Source data:
++++++++++
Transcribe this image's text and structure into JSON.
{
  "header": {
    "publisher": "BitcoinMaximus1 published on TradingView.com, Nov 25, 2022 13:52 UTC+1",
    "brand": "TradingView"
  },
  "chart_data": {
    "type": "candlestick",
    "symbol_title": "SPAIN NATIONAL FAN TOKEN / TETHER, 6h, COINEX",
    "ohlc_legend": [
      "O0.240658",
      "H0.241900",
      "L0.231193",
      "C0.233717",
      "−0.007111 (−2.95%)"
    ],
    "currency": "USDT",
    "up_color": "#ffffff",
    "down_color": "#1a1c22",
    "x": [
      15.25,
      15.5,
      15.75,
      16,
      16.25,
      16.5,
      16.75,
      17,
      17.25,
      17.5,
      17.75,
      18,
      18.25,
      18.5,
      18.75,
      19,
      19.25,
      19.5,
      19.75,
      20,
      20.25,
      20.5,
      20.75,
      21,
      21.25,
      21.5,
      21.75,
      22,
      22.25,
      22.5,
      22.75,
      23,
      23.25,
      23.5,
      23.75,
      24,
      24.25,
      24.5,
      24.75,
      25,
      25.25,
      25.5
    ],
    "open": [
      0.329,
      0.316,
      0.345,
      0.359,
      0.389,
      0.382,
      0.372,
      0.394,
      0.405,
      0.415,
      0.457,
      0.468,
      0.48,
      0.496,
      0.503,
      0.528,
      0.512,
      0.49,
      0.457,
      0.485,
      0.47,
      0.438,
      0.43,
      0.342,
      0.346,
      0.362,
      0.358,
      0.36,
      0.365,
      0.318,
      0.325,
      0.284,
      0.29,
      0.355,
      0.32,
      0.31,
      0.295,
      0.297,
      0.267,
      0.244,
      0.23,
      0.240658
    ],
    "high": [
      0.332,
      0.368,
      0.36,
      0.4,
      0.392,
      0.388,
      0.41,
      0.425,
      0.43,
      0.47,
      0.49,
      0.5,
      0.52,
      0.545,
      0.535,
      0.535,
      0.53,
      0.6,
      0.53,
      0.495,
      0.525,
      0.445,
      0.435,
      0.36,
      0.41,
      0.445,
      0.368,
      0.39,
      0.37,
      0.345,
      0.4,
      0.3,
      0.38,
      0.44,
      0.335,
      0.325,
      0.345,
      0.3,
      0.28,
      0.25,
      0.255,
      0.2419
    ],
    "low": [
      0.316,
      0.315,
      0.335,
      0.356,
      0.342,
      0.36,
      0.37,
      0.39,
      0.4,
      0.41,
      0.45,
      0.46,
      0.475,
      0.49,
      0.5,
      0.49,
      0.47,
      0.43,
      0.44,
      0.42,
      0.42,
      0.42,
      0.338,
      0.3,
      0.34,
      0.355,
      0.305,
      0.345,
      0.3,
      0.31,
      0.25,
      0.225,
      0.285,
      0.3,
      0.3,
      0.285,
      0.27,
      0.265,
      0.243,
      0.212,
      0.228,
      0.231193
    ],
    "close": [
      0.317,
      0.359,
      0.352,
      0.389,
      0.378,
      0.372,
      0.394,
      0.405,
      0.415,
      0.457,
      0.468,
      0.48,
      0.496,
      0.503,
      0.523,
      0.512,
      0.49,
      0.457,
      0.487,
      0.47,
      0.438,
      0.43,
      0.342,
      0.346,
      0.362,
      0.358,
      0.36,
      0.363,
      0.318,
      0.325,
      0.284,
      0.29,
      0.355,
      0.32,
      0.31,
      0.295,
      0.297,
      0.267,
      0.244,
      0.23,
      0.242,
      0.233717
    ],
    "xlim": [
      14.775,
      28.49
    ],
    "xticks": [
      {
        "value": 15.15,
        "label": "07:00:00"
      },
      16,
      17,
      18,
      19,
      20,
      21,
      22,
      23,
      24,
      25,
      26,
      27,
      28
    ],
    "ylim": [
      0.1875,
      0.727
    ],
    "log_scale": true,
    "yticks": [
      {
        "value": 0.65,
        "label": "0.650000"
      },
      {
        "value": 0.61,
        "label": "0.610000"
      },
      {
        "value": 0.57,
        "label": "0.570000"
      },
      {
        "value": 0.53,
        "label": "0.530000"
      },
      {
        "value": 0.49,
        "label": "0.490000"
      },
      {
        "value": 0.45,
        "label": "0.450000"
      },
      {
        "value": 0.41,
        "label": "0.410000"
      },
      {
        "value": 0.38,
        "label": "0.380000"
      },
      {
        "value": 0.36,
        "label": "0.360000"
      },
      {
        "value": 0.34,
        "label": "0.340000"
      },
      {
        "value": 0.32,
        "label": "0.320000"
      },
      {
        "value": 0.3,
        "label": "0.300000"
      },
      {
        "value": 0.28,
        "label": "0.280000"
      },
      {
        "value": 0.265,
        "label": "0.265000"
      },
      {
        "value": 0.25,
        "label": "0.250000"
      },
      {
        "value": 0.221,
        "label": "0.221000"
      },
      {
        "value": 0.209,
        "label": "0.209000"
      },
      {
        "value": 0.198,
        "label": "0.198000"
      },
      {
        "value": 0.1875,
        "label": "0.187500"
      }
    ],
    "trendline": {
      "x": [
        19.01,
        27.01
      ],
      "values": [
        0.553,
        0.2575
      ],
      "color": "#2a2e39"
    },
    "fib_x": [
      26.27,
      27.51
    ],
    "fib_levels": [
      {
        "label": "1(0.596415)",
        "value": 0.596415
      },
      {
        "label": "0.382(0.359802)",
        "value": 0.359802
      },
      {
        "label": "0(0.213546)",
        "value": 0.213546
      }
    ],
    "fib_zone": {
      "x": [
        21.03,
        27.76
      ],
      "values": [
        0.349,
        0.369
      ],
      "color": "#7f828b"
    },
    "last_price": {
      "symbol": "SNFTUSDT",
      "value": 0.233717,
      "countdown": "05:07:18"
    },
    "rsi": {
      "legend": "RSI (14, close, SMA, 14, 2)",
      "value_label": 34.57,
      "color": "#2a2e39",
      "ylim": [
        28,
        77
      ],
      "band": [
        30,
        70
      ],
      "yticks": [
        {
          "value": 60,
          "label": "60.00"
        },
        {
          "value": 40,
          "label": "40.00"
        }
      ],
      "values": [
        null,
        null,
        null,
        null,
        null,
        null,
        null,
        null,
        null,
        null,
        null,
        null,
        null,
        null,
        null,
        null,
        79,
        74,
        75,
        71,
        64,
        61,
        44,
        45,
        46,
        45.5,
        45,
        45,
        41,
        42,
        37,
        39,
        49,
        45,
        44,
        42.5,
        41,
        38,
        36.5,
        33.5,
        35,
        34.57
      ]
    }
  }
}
++++++++++
- **EXERCISE INSTRUCTIONS**:
Copy out each line of the records where the string "TradingView" appears.

- **COMPLETE OUTPUT**:
    "publisher": "BitcoinMaximus1 published on TradingView.com, Nov 25, 2022 13:52 UTC+1",
    "brand": "TradingView"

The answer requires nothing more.